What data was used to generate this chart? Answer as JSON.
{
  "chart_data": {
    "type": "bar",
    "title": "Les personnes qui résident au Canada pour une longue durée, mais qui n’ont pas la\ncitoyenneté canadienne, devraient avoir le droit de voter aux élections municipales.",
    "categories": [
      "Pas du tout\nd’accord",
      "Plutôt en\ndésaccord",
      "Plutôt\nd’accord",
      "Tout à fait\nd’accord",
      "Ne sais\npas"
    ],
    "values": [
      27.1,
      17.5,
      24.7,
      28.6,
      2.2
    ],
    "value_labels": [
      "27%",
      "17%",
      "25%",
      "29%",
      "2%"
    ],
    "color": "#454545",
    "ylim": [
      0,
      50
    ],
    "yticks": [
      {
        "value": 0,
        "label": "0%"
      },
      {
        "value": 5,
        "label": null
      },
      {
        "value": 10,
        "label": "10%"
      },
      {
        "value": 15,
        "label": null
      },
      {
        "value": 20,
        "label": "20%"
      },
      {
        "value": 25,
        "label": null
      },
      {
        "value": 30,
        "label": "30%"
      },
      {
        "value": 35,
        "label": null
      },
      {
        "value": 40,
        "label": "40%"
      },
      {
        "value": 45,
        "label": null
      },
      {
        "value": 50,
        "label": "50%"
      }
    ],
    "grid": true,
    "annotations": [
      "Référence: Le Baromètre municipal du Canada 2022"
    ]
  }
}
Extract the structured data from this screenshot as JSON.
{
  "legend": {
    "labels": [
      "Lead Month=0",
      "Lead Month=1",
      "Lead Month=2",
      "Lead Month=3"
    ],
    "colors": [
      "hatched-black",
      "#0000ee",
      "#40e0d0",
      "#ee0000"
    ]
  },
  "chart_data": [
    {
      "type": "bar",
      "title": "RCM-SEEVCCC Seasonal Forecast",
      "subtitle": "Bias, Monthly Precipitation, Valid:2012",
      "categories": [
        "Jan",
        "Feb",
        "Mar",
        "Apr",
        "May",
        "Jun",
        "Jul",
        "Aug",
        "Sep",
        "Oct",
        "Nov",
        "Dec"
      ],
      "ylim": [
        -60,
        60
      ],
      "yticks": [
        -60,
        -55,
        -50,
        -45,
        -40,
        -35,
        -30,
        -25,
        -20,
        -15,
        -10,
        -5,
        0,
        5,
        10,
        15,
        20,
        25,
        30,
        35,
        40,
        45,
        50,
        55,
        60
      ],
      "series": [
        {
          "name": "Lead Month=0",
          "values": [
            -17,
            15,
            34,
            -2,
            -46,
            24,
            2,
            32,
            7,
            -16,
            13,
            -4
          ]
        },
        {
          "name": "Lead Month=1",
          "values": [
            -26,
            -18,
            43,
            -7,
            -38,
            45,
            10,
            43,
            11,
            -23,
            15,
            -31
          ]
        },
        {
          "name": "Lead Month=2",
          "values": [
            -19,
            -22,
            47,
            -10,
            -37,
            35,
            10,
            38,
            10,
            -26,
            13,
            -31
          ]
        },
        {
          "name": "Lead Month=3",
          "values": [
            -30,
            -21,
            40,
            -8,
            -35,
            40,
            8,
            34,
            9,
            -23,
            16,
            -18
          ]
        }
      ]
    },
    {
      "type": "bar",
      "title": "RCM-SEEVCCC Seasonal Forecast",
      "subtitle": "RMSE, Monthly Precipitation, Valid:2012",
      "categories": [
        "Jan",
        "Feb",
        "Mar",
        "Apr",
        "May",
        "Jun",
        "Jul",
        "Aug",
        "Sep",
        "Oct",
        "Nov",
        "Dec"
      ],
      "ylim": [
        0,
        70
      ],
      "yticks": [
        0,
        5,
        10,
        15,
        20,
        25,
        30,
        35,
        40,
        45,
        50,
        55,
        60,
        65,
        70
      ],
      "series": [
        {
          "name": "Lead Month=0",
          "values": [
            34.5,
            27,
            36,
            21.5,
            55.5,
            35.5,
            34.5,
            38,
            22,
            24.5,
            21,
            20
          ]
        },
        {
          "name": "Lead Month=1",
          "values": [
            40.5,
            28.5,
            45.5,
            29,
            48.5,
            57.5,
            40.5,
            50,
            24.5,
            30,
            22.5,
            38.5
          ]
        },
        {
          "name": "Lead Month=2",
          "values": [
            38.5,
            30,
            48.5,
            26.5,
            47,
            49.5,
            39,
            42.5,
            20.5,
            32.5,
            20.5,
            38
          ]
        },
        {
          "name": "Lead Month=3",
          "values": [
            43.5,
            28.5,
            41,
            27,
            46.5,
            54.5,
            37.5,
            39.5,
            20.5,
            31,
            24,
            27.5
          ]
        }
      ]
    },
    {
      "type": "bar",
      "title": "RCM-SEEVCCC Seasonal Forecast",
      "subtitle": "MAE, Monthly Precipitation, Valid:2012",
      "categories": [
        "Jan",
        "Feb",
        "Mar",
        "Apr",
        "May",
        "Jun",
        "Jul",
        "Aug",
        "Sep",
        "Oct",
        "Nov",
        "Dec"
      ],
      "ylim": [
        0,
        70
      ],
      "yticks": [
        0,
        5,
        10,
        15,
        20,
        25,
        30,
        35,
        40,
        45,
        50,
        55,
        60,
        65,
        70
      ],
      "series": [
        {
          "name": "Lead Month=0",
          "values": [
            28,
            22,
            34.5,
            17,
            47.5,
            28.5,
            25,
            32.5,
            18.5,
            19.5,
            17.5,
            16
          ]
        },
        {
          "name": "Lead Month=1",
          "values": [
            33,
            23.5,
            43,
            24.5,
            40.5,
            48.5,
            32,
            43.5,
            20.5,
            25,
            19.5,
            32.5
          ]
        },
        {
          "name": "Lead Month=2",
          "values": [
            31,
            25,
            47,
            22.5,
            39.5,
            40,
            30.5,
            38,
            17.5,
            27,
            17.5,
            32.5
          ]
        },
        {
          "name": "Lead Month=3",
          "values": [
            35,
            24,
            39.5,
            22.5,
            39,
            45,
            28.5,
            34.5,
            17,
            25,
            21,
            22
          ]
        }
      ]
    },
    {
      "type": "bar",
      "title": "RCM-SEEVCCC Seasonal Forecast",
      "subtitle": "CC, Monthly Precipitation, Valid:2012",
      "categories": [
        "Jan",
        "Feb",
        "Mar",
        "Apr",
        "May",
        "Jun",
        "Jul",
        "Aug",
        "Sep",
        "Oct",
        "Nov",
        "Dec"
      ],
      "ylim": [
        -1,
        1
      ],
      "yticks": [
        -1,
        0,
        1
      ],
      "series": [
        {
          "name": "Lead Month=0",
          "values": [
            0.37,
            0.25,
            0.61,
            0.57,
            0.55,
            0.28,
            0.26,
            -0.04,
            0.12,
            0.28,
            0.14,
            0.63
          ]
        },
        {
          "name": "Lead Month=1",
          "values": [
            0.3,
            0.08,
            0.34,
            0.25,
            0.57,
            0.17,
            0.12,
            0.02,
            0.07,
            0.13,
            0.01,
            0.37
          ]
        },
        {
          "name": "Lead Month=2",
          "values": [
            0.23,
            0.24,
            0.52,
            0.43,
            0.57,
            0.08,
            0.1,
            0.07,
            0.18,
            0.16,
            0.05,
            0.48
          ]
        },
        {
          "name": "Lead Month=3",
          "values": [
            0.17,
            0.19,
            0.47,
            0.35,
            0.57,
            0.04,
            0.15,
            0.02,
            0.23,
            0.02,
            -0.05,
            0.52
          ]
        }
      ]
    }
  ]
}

● **WRITTEN TASK**
Where a line above contains the word "subtitle", copy that line.

● **REPLY**
      "subtitle": "Bias, Monthly Precipitation, Valid:2012",
      "subtitle": "RMSE, Monthly Precipitation, Valid:2012",
      "subtitle": "MAE, Monthly Precipitation, Valid:2012",
      "subtitle": "CC, Monthly Precipitation, Valid:2012",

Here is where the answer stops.